┌─ Exercise passage

Yorkie Foods to Avoid

Yorkshire Terriers can have very sensitive stomachs and unique nutritional needs given their small size. It can be easy for a Yorkie to eat too much of the wrong types of foods and fail to get the nutrients they need. This can lead to serious problems like life-threatening hypoglycemia, diabetes, kidney problems, or obesity.

Once you develop a nutritional Yorkie diet for your new pup, stick with it. Avoid giving table scraps except the occasional low-fat, low-sugar bite.

People Foods Dangerous to Yorkies

You probably already know that some people food can be very dangerous to dogs. Onions, chocolate, and grapes, for example, can make a dog of any size sick. With Yorkies, the risk is even greater due to their tiny size and greater risk of kidney and digestive disorders. The amount of chocolate a large dog can eat without symptoms can poison a small Yorkshire Terrier.

Common foods you should avoid giving your pup include:

  • Grapes and raisins
  • Chocolate, especially unsweetened baking chocolate
  • Dairy products (Organic & Unsweetened Goat Yogurt is OK)
  • Any cooked bones
  • Salty food
  • Garlic and onions due to thiosulphate
  • Mushrooms
  • Nutmeg

As Yorkie owners ourselves we can attest to thinking and saying that 100% our pup won’t get these foods. But you need to make sure your dog doesn’t accidentally get them by digging through the garbage. So many Yorkies have gotten into food that they shouldn’t have by digging through the garbage can after dinner! Be careful!

Addressing Hypoglycemia in Your Yorkie Diet

Yorkies are very small and at a high risk of hypoglycemia or low blood sugar. This condition may lead to very sudden hypoglycemic episodes that happen when your puppy’s blood sugar levels plummet.

└─

■ **What the exercise asks**
Answer these questions from the Yorkie foods passage:
1. Which dairy product does the passage say is OK for a Yorkie?
2. What reason does the passage give for avoiding garlic and onions?
3. What other term does the passage use for hypoglycemia?
Rely only on the Yorkie foods passage for your answers.

┌─ Extracted data

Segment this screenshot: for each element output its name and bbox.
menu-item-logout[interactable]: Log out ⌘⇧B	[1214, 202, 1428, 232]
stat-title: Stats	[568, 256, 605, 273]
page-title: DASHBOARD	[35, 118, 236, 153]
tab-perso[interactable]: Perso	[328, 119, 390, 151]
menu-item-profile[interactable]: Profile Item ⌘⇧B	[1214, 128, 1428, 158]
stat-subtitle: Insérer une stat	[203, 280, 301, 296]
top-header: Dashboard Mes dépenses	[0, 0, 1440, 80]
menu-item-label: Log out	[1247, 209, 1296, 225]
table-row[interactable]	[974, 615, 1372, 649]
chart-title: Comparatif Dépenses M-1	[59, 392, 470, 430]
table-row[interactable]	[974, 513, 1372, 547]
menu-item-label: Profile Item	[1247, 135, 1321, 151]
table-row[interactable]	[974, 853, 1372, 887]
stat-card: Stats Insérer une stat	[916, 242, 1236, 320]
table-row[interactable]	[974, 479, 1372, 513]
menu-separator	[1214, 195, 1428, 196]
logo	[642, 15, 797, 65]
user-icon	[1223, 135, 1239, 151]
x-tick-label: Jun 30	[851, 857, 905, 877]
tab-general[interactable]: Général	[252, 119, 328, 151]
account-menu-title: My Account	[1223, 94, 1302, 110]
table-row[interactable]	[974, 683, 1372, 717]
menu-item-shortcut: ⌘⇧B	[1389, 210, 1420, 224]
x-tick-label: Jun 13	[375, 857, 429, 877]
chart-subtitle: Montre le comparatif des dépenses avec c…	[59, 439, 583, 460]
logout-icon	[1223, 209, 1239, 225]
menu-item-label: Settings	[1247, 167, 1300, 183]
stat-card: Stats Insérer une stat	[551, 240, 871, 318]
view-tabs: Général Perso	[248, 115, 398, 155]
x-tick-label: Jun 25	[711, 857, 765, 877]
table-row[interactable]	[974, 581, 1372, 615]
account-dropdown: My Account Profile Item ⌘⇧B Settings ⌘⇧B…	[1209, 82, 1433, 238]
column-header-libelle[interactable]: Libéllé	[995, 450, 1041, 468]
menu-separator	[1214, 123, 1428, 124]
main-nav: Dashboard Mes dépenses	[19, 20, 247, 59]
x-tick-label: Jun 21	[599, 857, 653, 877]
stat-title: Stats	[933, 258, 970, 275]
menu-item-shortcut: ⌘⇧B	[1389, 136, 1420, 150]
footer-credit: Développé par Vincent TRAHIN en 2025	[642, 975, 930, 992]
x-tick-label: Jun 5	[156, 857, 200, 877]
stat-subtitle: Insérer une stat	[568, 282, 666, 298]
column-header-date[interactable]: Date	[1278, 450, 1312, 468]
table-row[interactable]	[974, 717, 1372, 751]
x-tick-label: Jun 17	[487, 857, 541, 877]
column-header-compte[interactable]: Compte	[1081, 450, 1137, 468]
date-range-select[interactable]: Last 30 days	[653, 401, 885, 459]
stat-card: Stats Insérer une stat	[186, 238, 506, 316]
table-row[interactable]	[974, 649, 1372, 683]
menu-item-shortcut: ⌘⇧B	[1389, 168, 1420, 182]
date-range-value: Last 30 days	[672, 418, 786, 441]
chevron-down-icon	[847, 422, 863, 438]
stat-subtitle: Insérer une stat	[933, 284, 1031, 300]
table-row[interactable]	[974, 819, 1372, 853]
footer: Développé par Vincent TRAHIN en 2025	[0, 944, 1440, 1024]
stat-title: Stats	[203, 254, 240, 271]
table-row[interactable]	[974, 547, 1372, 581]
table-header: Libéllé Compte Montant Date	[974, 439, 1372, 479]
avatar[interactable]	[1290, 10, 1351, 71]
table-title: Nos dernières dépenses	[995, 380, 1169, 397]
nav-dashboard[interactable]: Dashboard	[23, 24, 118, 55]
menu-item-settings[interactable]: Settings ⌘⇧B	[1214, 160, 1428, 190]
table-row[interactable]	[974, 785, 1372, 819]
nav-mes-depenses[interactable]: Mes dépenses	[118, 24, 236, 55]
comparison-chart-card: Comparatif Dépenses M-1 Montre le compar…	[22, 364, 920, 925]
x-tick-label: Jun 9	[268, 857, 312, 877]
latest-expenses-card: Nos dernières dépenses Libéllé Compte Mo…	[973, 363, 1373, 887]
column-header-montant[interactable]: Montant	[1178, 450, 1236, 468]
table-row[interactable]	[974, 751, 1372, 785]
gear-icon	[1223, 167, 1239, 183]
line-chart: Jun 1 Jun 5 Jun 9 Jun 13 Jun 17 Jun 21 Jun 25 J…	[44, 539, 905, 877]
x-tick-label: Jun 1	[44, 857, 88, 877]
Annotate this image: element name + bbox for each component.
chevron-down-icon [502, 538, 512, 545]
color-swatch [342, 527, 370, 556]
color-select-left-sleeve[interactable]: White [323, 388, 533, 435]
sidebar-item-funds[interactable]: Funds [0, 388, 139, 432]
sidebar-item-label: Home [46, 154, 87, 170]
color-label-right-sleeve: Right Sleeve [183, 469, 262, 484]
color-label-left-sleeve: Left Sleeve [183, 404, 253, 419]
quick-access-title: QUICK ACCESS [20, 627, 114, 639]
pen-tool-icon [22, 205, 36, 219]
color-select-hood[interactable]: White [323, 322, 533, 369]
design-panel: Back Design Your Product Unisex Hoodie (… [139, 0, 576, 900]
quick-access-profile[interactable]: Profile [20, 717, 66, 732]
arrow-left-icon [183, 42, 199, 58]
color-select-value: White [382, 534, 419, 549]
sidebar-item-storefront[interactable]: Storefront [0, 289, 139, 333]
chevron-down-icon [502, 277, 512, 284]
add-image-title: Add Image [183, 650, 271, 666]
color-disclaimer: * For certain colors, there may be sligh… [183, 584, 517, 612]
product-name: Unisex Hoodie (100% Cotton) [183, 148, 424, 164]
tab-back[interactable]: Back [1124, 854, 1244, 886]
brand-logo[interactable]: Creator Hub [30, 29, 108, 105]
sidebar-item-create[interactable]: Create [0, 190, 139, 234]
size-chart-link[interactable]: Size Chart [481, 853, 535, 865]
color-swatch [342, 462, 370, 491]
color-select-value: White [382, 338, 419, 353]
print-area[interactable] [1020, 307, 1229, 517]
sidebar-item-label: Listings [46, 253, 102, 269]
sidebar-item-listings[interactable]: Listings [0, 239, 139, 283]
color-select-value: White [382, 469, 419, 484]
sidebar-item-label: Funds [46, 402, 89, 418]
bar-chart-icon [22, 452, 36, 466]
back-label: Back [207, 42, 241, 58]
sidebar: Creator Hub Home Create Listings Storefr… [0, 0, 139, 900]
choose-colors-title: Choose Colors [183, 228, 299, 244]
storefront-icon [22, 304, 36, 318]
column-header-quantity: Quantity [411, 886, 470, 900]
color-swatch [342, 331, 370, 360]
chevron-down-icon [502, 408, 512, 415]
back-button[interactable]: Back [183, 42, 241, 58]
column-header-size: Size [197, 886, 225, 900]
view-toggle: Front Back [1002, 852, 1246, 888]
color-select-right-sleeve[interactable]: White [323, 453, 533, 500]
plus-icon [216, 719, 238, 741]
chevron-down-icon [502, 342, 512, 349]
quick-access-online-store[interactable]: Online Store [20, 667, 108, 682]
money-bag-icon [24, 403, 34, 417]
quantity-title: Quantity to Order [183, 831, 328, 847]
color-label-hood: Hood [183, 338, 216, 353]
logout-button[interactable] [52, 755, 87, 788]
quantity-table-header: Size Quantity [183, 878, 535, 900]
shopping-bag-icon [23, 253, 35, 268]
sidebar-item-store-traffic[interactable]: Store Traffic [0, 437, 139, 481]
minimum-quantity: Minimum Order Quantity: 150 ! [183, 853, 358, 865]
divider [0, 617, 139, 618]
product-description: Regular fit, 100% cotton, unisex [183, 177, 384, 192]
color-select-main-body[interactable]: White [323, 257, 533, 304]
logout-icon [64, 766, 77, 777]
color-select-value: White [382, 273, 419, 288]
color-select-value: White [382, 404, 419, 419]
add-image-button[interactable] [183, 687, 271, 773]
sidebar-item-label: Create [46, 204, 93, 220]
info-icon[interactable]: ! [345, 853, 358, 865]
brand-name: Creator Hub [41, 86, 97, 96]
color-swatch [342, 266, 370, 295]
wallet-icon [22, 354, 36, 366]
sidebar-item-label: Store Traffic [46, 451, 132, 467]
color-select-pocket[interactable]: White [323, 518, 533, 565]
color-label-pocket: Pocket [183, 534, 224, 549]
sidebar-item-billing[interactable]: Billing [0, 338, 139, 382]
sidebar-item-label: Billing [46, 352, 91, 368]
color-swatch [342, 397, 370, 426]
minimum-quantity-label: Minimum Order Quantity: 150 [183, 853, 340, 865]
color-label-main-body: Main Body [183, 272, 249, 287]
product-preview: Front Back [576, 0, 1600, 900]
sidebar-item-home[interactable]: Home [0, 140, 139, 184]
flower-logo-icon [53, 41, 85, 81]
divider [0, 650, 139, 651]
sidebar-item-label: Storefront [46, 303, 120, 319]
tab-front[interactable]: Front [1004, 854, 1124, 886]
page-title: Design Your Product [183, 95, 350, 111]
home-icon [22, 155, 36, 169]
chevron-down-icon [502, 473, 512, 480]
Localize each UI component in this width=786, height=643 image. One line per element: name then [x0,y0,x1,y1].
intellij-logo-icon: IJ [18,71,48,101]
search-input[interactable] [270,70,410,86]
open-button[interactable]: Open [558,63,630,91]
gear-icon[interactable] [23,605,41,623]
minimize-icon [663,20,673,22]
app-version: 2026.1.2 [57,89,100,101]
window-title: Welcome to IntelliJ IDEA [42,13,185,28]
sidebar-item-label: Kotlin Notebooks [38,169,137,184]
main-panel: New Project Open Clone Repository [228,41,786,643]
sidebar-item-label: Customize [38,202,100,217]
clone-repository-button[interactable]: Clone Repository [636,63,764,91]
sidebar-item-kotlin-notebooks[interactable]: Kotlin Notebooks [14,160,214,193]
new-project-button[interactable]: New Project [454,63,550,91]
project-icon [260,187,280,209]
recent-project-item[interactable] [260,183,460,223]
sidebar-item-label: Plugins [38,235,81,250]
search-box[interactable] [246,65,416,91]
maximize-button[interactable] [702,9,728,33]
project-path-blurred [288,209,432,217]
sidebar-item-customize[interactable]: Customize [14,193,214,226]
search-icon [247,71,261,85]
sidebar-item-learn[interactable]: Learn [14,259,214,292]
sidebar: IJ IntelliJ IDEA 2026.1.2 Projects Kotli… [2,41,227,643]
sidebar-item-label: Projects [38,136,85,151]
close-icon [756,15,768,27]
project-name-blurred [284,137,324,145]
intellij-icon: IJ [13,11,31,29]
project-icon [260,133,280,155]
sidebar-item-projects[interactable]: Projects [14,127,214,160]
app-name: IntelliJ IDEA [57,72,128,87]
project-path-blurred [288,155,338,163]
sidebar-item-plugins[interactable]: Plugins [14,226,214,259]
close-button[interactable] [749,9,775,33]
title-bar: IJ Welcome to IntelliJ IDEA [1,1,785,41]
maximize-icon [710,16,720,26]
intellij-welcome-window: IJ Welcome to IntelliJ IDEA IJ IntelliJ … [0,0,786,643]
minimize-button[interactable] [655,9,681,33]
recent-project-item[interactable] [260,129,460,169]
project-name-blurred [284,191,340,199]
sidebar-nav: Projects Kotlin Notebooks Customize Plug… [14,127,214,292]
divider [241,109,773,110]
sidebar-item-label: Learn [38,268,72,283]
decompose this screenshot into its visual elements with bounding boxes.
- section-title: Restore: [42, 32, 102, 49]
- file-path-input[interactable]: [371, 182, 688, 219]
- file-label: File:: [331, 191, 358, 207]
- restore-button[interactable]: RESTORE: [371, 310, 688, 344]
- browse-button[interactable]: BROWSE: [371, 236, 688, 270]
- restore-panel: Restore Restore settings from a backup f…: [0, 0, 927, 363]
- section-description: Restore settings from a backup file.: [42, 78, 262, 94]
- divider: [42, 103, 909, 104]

└─

■ **Answer to this exercise**
1. Organic & Unsweetened Goat Yogurt
2. Thiosulphate
3. Low blood sugar